What needs to be done | Output the records exactly. Include every line.

Records about charts and figures
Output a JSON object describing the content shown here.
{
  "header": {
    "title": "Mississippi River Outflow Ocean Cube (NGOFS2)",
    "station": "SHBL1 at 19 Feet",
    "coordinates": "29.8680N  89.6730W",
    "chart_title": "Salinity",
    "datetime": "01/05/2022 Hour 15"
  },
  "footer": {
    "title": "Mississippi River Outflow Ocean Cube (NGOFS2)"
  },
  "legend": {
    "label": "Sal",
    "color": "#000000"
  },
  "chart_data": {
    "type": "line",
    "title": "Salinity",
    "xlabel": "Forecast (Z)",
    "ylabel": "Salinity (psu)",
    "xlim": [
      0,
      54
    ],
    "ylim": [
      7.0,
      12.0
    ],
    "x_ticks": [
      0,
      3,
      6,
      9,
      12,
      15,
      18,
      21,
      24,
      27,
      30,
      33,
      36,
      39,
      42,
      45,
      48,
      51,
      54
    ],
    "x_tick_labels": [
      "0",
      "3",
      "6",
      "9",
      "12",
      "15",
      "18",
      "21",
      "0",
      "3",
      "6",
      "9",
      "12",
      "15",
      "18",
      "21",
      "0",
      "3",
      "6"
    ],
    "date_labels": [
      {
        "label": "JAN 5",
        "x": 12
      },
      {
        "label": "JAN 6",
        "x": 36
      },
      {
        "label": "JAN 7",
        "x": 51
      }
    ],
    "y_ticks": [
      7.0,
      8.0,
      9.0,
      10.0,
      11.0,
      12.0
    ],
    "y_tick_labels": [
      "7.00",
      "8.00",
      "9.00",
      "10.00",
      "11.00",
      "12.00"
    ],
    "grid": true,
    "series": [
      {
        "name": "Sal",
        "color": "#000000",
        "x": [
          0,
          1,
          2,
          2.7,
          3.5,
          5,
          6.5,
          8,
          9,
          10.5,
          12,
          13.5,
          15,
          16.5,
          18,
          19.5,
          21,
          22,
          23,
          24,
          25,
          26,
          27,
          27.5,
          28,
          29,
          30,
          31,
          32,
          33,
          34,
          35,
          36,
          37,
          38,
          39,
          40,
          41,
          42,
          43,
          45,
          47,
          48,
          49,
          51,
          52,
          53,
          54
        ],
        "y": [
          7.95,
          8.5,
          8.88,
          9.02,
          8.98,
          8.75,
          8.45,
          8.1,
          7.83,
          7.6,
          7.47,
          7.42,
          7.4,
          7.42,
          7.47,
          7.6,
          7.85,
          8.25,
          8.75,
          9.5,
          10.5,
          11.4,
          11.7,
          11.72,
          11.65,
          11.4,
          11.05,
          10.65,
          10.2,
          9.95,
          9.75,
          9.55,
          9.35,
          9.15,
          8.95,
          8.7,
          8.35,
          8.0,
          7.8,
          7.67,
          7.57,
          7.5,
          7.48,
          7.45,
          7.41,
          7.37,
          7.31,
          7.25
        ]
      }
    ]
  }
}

Exercise response |
Output a JSON object describing the content shown here.
{
  "header": {
    "title": "Mississippi River Outflow Ocean Cube (NGOFS2)",
    "station": "SHBL1 at 19 Feet",
    "coordinates": "29.8680N  89.6730W",
    "chart_title": "Salinity",
    "datetime": "01/05/2022 Hour 15"
  },
  "footer": {
    "title": "Mississippi River Outflow Ocean Cube (NGOFS2)"
  },
  "legend": {
    "label": "Sal",
    "color": "#000000"
  },
  "chart_data": {
    "type": "line",
    "title": "Salinity",
    "xlabel": "Forecast (Z)",
    "ylabel": "Salinity (psu)",
    "xlim": [
      0,
      54
    ],
    "ylim": [
      7.0,
      12.0
    ],
    "x_ticks": [
      0,
      3,
      6,
      9,
      12,
      15,
      18,
      21,
      24,
      27,
      30,
      33,
      36,
      39,
      42,
      45,
      48,
      51,
      54
    ],
    "x_tick_labels": [
      "0",
      "3",
      "6",
      "9",
      "12",
      "15",
      "18",
      "21",
      "0",
      "3",
      "6",
      "9",
      "12",
      "15",
      "18",
      "21",
      "0",
      "3",
      "6"
    ],
    "date_labels": [
      {
        "label": "JAN 5",
        "x": 12
      },
      {
        "label": "JAN 6",
        "x": 36
      },
      {
        "label": "JAN 7",
        "x": 51
      }
    ],
    "y_ticks": [
      7.0,
      8.0,
      9.0,
      10.0,
      11.0,
      12.0
    ],
    "y_tick_labels": [
      "7.00",
      "8.00",
      "9.00",
      "10.00",
      "11.00",
      "12.00"
    ],
    "grid": true,
    "series": [
      {
        "name": "Sal",
        "color": "#000000",
        "x": [
          0,
          1,
          2,
          2.7,
          3.5,
          5,
          6.5,
          8,
          9,
          10.5,
          12,
          13.5,
          15,
          16.5,
          18,
          19.5,
          21,
          22,
          23,
          24,
          25,
          26,
          27,
          27.5,
          28,
          29,
          30,
          31,
          32,
          33,
          34,
          35,
          36,
          37,
          38,
          39,
          40,
          41,
          42,
          43,
          45,
          47,
          48,
          49,
          51,
          52,
          53,
          54
        ],
        "y": [
          7.95,
          8.5,
          8.88,
          9.02,
          8.98,
          8.75,
          8.45,
          8.1,
          7.83,
          7.6,
          7.47,
          7.42,
          7.4,
          7.42,
          7.47,
          7.6,
          7.85,
          8.25,
          8.75,
          9.5,
          10.5,
          11.4,
          11.7,
          11.72,
          11.65,
          11.4,
          11.05,
          10.65,
          10.2,
          9.95,
          9.75,
          9.55,
          9.35,
          9.15,
          8.95,
          8.7,
          8.35,
          8.0,
          7.8,
          7.67,
          7.57,
          7.5,
          7.48,
          7.45,
          7.41,
          7.37,
          7.31,
          7.25
        ]
      }
    ]
  }
}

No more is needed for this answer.